## Start

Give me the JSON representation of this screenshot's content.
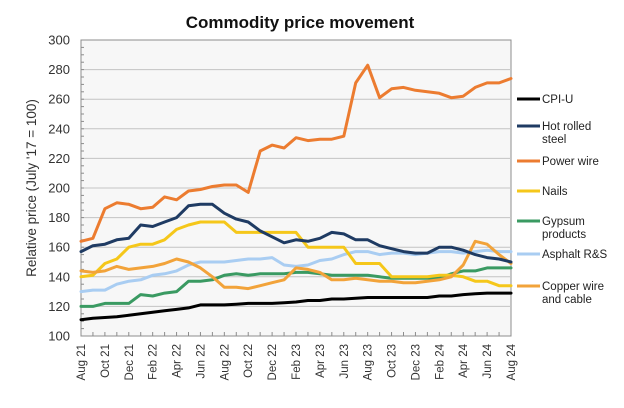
{
  "chart_data": {
    "type": "line",
    "title": "Commodity price movement",
    "xlabel": "",
    "ylabel": "Relative price (July '17 = 100)",
    "ylim": [
      100,
      300
    ],
    "yticks": [
      100,
      120,
      140,
      160,
      180,
      200,
      220,
      240,
      260,
      280,
      300
    ],
    "grid": true,
    "legend_position": "right",
    "x": [
      "Aug 21",
      "Sep 21",
      "Oct 21",
      "Nov 21",
      "Dec 21",
      "Jan 22",
      "Feb 22",
      "Mar 22",
      "Apr 22",
      "May 22",
      "Jun 22",
      "Jul 22",
      "Aug 22",
      "Sep 22",
      "Oct 22",
      "Nov 22",
      "Dec 22",
      "Jan 23",
      "Feb 23",
      "Mar 23",
      "Apr 23",
      "May 23",
      "Jun 23",
      "Jul 23",
      "Aug 23",
      "Sep 23",
      "Oct 23",
      "Nov 23",
      "Dec 23",
      "Jan 24",
      "Feb 24",
      "Mar 24",
      "Apr 24",
      "May 24",
      "Jun 24",
      "Jul 24",
      "Aug 24"
    ],
    "xtick_labels": [
      "Aug 21",
      "Oct 21",
      "Dec 21",
      "Feb 22",
      "Apr 22",
      "Jun 22",
      "Aug 22",
      "Oct 22",
      "Dec 22",
      "Feb 23",
      "Apr 23",
      "Jun 23",
      "Aug 23",
      "Oct 23",
      "Dec 23",
      "Feb 24",
      "Apr 24",
      "Jun 24",
      "Aug 24"
    ],
    "series": [
      {
        "name": "CPI-U",
        "legend": [
          "CPI-U"
        ],
        "color": "#000000",
        "values": [
          111,
          112,
          112.5,
          113,
          114,
          115,
          116,
          117,
          118,
          119,
          121,
          121,
          121,
          121.5,
          122,
          122,
          122,
          122.5,
          123,
          124,
          124,
          125,
          125,
          125.5,
          126,
          126,
          126,
          126,
          126,
          126,
          127,
          127,
          128,
          128.5,
          129,
          129,
          129
        ]
      },
      {
        "name": "Hot rolled steel",
        "legend": [
          "Hot rolled",
          "steel"
        ],
        "color": "#1f3b63",
        "values": [
          157,
          161,
          162,
          165,
          166,
          175,
          174,
          177,
          180,
          188,
          189,
          189,
          183,
          179,
          177,
          171,
          167,
          163,
          165,
          164,
          166,
          170,
          169,
          165,
          165,
          161,
          159,
          157,
          156,
          156,
          160,
          160,
          158,
          155,
          153,
          152,
          150
        ]
      },
      {
        "name": "Power wire",
        "legend": [
          "Power wire"
        ],
        "color": "#ec7c30",
        "values": [
          164,
          166,
          186,
          190,
          189,
          186,
          187,
          194,
          192,
          198,
          199,
          201,
          202,
          202,
          197,
          225,
          229,
          227,
          234,
          232,
          233,
          233,
          235,
          271,
          283,
          261,
          267,
          268,
          266,
          265,
          264,
          261,
          262,
          268,
          271,
          271,
          274
        ]
      },
      {
        "name": "Nails",
        "legend": [
          "Nails"
        ],
        "color": "#f5c71a",
        "values": [
          140,
          141,
          149,
          152,
          160,
          162,
          162,
          165,
          172,
          175,
          177,
          177,
          177,
          170,
          170,
          170,
          170,
          170,
          170,
          160,
          160,
          160,
          160,
          149,
          149,
          149,
          140,
          140,
          140,
          140,
          141,
          141,
          140,
          137,
          137,
          134,
          134
        ]
      },
      {
        "name": "Gypsum products",
        "legend": [
          "Gypsum",
          "products"
        ],
        "color": "#3a9a62",
        "values": [
          120,
          120,
          122,
          122,
          122,
          128,
          127,
          129,
          130,
          137,
          137,
          138,
          141,
          142,
          141,
          142,
          142,
          142,
          143,
          143,
          142,
          141,
          141,
          141,
          141,
          140,
          139,
          139,
          139,
          139,
          139,
          142,
          144,
          144,
          146,
          146,
          146
        ]
      },
      {
        "name": "Asphalt R&S",
        "legend": [
          "Asphalt R&S"
        ],
        "color": "#a9cdf2",
        "values": [
          130,
          131,
          131,
          135,
          137,
          138,
          141,
          142,
          144,
          148,
          150,
          150,
          150,
          151,
          152,
          152,
          153,
          148,
          147,
          148,
          151,
          152,
          155,
          157,
          157,
          155,
          156,
          156,
          155,
          156,
          157,
          157,
          156,
          157,
          158,
          157,
          157
        ]
      },
      {
        "name": "Copper wire and cable",
        "legend": [
          "Copper wire",
          "and cable"
        ],
        "color": "#f2a33a",
        "values": [
          144,
          143,
          144,
          147,
          145,
          146,
          147,
          149,
          152,
          150,
          146,
          140,
          133,
          133,
          132,
          134,
          136,
          138,
          146,
          145,
          143,
          138,
          138,
          139,
          138,
          137,
          137,
          136,
          136,
          137,
          138,
          140,
          148,
          164,
          162,
          155,
          149
        ]
      }
    ]
  }
}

## End

Pick out lines containing the word "cable", each one as written.

        "name": "Copper wire and cable",
          "and cable"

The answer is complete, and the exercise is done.